(Set problem): Rewrite the lines below, replacing every "month-tick-label" with "month-label" and leaving all else unchanged.
↓
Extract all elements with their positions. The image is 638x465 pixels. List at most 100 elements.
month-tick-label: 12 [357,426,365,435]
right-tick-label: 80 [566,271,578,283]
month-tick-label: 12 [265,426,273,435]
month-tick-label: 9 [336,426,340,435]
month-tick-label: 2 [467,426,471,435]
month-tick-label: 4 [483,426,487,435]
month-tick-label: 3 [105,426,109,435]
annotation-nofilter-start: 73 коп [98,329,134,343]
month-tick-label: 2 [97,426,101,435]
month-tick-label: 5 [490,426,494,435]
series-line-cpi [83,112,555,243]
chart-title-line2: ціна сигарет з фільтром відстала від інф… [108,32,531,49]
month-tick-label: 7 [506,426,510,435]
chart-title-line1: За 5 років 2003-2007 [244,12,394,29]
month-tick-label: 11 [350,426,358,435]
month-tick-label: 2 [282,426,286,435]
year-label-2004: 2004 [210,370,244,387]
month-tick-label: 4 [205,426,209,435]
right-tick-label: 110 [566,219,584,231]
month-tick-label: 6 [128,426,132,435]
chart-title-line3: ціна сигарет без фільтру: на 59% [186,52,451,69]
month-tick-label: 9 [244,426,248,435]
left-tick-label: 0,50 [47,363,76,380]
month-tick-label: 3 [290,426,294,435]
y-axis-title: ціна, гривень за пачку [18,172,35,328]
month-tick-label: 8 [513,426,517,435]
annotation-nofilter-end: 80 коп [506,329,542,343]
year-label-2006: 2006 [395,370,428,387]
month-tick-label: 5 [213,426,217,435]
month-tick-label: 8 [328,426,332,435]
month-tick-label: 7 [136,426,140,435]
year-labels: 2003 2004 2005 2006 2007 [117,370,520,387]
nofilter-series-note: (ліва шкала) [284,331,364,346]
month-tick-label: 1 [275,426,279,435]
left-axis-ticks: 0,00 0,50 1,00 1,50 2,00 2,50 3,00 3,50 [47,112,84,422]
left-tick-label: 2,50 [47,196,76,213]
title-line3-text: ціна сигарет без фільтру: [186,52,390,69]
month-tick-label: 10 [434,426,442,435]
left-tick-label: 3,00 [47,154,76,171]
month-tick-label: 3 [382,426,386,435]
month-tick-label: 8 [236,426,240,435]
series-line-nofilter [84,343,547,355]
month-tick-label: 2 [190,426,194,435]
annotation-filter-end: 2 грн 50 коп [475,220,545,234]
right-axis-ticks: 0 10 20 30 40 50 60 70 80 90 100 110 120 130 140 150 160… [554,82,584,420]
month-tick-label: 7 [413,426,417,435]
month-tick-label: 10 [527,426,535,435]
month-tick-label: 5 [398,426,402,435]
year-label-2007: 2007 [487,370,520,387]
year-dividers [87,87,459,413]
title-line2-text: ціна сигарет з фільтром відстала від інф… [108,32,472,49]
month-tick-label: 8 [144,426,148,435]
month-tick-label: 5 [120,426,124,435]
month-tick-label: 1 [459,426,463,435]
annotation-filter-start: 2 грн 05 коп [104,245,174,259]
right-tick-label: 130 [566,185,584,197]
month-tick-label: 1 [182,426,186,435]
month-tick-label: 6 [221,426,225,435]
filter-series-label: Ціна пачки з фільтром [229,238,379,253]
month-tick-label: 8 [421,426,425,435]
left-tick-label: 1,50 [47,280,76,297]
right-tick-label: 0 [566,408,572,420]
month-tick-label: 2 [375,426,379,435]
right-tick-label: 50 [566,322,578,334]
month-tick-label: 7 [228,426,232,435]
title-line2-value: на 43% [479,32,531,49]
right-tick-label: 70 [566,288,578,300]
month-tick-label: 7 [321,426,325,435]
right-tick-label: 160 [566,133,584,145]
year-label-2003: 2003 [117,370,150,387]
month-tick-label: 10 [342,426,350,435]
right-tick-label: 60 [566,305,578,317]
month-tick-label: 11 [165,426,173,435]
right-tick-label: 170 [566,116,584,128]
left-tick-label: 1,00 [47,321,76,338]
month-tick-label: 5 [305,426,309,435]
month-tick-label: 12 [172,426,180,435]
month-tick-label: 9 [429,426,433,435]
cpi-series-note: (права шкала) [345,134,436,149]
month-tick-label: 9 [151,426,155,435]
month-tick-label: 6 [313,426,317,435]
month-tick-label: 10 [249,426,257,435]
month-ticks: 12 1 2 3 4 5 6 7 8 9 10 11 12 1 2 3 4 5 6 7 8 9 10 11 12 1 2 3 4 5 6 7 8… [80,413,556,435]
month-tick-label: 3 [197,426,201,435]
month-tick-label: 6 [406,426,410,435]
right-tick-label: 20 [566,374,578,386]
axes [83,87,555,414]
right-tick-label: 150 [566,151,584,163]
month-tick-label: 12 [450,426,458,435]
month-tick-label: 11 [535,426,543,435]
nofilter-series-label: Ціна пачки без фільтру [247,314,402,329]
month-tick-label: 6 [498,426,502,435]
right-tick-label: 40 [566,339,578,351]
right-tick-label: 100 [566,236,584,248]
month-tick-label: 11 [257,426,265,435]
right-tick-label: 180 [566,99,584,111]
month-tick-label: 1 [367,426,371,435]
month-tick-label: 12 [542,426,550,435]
↑
(Expected output):
Extract all elements with their positions. The image is 638x465 pixels. List at most 100 elements.
month-label: 12 [357,426,365,435]
right-tick-label: 80 [566,271,578,283]
month-label: 12 [265,426,273,435]
month-label: 9 [336,426,340,435]
month-label: 2 [467,426,471,435]
month-label: 4 [483,426,487,435]
month-label: 3 [105,426,109,435]
annotation-nofilter-start: 73 коп [98,329,134,343]
month-label: 2 [97,426,101,435]
month-label: 5 [490,426,494,435]
series-line-cpi [83,112,555,243]
chart-title-line2: ціна сигарет з фільтром відстала від інф… [108,32,531,49]
month-label: 7 [506,426,510,435]
chart-title-line1: За 5 років 2003-2007 [244,12,394,29]
month-label: 11 [350,426,358,435]
month-label: 2 [282,426,286,435]
year-label-2004: 2004 [210,370,244,387]
month-label: 4 [205,426,209,435]
right-tick-label: 110 [566,219,584,231]
month-label: 6 [128,426,132,435]
chart-title-line3: ціна сигарет без фільтру: на 59% [186,52,451,69]
month-label: 9 [244,426,248,435]
left-tick-label: 0,50 [47,363,76,380]
month-label: 3 [290,426,294,435]
y-axis-title: ціна, гривень за пачку [18,172,35,328]
month-label: 8 [513,426,517,435]
annotation-nofilter-end: 80 коп [506,329,542,343]
year-label-2006: 2006 [395,370,428,387]
month-label: 5 [213,426,217,435]
month-label: 8 [328,426,332,435]
month-label: 7 [136,426,140,435]
year-labels: 2003 2004 2005 2006 2007 [117,370,520,387]
nofilter-series-note: (ліва шкала) [284,331,364,346]
month-label: 1 [275,426,279,435]
left-axis-ticks: 0,00 0,50 1,00 1,50 2,00 2,50 3,00 3,50 [47,112,84,422]
left-tick-label: 2,50 [47,196,76,213]
title-line3-text: ціна сигарет без фільтру: [186,52,390,69]
month-label: 10 [434,426,442,435]
left-tick-label: 3,00 [47,154,76,171]
month-label: 3 [382,426,386,435]
month-label: 8 [236,426,240,435]
series-line-nofilter [84,343,547,355]
month-label: 2 [190,426,194,435]
annotation-filter-end: 2 грн 50 коп [475,220,545,234]
right-axis-ticks: 0 10 20 30 40 50 60 70 80 90 100 110 120 130 140 150 160… [554,82,584,420]
month-label: 7 [413,426,417,435]
month-label: 10 [527,426,535,435]
month-label: 5 [398,426,402,435]
year-label-2007: 2007 [487,370,520,387]
year-dividers [87,87,459,413]
title-line2-text: ціна сигарет з фільтром відстала від інф… [108,32,472,49]
month-label: 8 [144,426,148,435]
month-label: 5 [120,426,124,435]
month-label: 1 [459,426,463,435]
annotation-filter-start: 2 грн 05 коп [104,245,174,259]
right-tick-label: 130 [566,185,584,197]
month-label: 1 [182,426,186,435]
month-label: 6 [221,426,225,435]
filter-series-label: Ціна пачки з фільтром [229,238,379,253]
month-label: 8 [421,426,425,435]
left-tick-label: 1,50 [47,280,76,297]
right-tick-label: 0 [566,408,572,420]
month-label: 2 [375,426,379,435]
right-tick-label: 50 [566,322,578,334]
month-label: 7 [228,426,232,435]
title-line2-value: на 43% [479,32,531,49]
right-tick-label: 70 [566,288,578,300]
month-label: 7 [321,426,325,435]
right-tick-label: 160 [566,133,584,145]
year-label-2003: 2003 [117,370,150,387]
month-label: 10 [342,426,350,435]
right-tick-label: 60 [566,305,578,317]
month-label: 11 [165,426,173,435]
right-tick-label: 170 [566,116,584,128]
left-tick-label: 1,00 [47,321,76,338]
month-label: 5 [305,426,309,435]
month-label: 12 [172,426,180,435]
month-label: 9 [429,426,433,435]
cpi-series-note: (права шкала) [345,134,436,149]
month-label: 9 [151,426,155,435]
month-label: 6 [313,426,317,435]
month-label: 10 [249,426,257,435]
month-ticks: 12 1 2 3 4 5 6 7 8 9 10 11 12 1 2 3 4 5 6 7 8 9 10 11 12 1 2 3 4 5 6 7 8… [80,413,556,435]
month-label: 3 [197,426,201,435]
month-label: 6 [406,426,410,435]
right-tick-label: 20 [566,374,578,386]
axes [83,87,555,414]
right-tick-label: 150 [566,151,584,163]
month-label: 12 [450,426,458,435]
month-label: 11 [535,426,543,435]
nofilter-series-label: Ціна пачки без фільтру [247,314,402,329]
month-label: 6 [498,426,502,435]
right-tick-label: 40 [566,339,578,351]
right-tick-label: 100 [566,236,584,248]
month-label: 11 [257,426,265,435]
right-tick-label: 180 [566,99,584,111]
month-label: 1 [367,426,371,435]
month-label: 12 [542,426,550,435]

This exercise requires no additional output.